* **Exercise directions**
Using the data below, repeat all of it precisely.

* **Exercise material**
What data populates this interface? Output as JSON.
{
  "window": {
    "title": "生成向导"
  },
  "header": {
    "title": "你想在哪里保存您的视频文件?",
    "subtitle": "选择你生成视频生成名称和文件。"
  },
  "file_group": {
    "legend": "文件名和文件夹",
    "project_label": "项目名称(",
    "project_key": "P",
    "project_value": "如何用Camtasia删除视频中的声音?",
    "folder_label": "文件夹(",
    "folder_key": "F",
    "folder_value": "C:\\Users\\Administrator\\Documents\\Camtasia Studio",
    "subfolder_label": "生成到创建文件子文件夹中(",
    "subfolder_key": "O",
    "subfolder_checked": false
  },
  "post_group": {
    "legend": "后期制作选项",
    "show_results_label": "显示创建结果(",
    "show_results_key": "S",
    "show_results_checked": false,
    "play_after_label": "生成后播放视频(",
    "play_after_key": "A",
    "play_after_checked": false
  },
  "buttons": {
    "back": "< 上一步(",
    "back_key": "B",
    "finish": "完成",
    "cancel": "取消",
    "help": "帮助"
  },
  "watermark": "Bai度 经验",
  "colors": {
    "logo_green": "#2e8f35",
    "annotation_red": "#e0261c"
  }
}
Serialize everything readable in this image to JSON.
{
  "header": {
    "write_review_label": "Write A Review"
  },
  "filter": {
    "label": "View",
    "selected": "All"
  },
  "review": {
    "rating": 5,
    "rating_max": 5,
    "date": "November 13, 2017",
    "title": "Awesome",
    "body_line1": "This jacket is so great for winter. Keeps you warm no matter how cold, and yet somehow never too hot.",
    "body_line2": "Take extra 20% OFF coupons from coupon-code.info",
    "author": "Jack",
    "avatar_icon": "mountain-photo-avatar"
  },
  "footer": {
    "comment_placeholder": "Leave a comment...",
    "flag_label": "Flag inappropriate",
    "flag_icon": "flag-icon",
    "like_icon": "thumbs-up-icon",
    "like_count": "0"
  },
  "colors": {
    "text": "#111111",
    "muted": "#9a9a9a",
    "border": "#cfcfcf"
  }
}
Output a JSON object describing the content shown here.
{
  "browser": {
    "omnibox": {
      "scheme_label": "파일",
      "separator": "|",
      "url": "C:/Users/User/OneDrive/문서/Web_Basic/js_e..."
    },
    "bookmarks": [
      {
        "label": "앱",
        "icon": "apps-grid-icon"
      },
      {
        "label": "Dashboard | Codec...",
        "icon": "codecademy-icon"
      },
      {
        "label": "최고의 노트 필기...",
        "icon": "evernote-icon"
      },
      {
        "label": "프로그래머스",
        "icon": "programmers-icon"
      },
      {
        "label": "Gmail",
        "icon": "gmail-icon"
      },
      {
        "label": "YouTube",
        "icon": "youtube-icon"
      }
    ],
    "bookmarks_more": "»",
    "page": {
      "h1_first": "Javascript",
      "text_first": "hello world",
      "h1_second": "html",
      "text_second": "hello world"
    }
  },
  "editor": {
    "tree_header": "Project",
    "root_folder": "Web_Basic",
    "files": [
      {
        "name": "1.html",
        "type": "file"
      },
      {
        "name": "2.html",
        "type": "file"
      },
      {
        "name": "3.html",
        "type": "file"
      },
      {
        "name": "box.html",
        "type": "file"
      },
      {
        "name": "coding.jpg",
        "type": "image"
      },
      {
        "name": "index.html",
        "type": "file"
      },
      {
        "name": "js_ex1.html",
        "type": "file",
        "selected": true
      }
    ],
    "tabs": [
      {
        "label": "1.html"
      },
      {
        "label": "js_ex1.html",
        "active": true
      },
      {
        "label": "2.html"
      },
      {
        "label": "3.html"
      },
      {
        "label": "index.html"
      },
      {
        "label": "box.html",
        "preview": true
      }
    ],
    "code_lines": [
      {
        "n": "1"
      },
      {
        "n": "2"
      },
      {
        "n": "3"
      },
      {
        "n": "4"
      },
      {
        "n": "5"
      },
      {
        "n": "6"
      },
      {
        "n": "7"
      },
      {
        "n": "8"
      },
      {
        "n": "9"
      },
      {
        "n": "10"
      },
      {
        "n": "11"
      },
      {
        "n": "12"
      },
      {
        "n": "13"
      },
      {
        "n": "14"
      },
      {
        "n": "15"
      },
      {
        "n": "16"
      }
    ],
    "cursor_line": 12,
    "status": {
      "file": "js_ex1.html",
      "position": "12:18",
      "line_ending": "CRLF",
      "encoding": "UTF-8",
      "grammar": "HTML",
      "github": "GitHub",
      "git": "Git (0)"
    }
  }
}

* **Written solution**
What data populates this interface? Output as JSON.
{
  "window": {
    "title": "生成向导"
  },
  "header": {
    "title": "你想在哪里保存您的视频文件?",
    "subtitle": "选择你生成视频生成名称和文件。"
  },
  "file_group": {
    "legend": "文件名和文件夹",
    "project_label": "项目名称(",
    "project_key": "P",
    "project_value": "如何用Camtasia删除视频中的声音?",
    "folder_label": "文件夹(",
    "folder_key": "F",
    "folder_value": "C:\\Users\\Administrator\\Documents\\Camtasia Studio",
    "subfolder_label": "生成到创建文件子文件夹中(",
    "subfolder_key": "O",
    "subfolder_checked": false
  },
  "post_group": {
    "legend": "后期制作选项",
    "show_results_label": "显示创建结果(",
    "show_results_key": "S",
    "show_results_checked": false,
    "play_after_label": "生成后播放视频(",
    "play_after_key": "A",
    "play_after_checked": false
  },
  "buttons": {
    "back": "< 上一步(",
    "back_key": "B",
    "finish": "完成",
    "cancel": "取消",
    "help": "帮助"
  },
  "watermark": "Bai度 经验",
  "colors": {
    "logo_green": "#2e8f35",
    "annotation_red": "#e0261c"
  }
}
Serialize everything readable in this image to JSON.
{
  "header": {
    "write_review_label": "Write A Review"
  },
  "filter": {
    "label": "View",
    "selected": "All"
  },
  "review": {
    "rating": 5,
    "rating_max": 5,
    "date": "November 13, 2017",
    "title": "Awesome",
    "body_line1": "This jacket is so great for winter. Keeps you warm no matter how cold, and yet somehow never too hot.",
    "body_line2": "Take extra 20% OFF coupons from coupon-code.info",
    "author": "Jack",
    "avatar_icon": "mountain-photo-avatar"
  },
  "footer": {
    "comment_placeholder": "Leave a comment...",
    "flag_label": "Flag inappropriate",
    "flag_icon": "flag-icon",
    "like_icon": "thumbs-up-icon",
    "like_count": "0"
  },
  "colors": {
    "text": "#111111",
    "muted": "#9a9a9a",
    "border": "#cfcfcf"
  }
}
Output a JSON object describing the content shown here.
{
  "browser": {
    "omnibox": {
      "scheme_label": "파일",
      "separator": "|",
      "url": "C:/Users/User/OneDrive/문서/Web_Basic/js_e..."
    },
    "bookmarks": [
      {
        "label": "앱",
        "icon": "apps-grid-icon"
      },
      {
        "label": "Dashboard | Codec...",
        "icon": "codecademy-icon"
      },
      {
        "label": "최고의 노트 필기...",
        "icon": "evernote-icon"
      },
      {
        "label": "프로그래머스",
        "icon": "programmers-icon"
      },
      {
        "label": "Gmail",
        "icon": "gmail-icon"
      },
      {
        "label": "YouTube",
        "icon": "youtube-icon"
      }
    ],
    "bookmarks_more": "»",
    "page": {
      "h1_first": "Javascript",
      "text_first": "hello world",
      "h1_second": "html",
      "text_second": "hello world"
    }
  },
  "editor": {
    "tree_header": "Project",
    "root_folder": "Web_Basic",
    "files": [
      {
        "name": "1.html",
        "type": "file"
      },
      {
        "name": "2.html",
        "type": "file"
      },
      {
        "name": "3.html",
        "type": "file"
      },
      {
        "name": "box.html",
        "type": "file"
      },
      {
        "name": "coding.jpg",
        "type": "image"
      },
      {
        "name": "index.html",
        "type": "file"
      },
      {
        "name": "js_ex1.html",
        "type": "file",
        "selected": true
      }
    ],
    "tabs": [
      {
        "label": "1.html"
      },
      {
        "label": "js_ex1.html",
        "active": true
      },
      {
        "label": "2.html"
      },
      {
        "label": "3.html"
      },
      {
        "label": "index.html"
      },
      {
        "label": "box.html",
        "preview": true
      }
    ],
    "code_lines": [
      {
        "n": "1"
      },
      {
        "n": "2"
      },
      {
        "n": "3"
      },
      {
        "n": "4"
      },
      {
        "n": "5"
      },
      {
        "n": "6"
      },
      {
        "n": "7"
      },
      {
        "n": "8"
      },
      {
        "n": "9"
      },
      {
        "n": "10"
      },
      {
        "n": "11"
      },
      {
        "n": "12"
      },
      {
        "n": "13"
      },
      {
        "n": "14"
      },
      {
        "n": "15"
      },
      {
        "n": "16"
      }
    ],
    "cursor_line": 12,
    "status": {
      "file": "js_ex1.html",
      "position": "12:18",
      "line_ending": "CRLF",
      "encoding": "UTF-8",
      "grammar": "HTML",
      "github": "GitHub",
      "git": "Git (0)"
    }
  }
}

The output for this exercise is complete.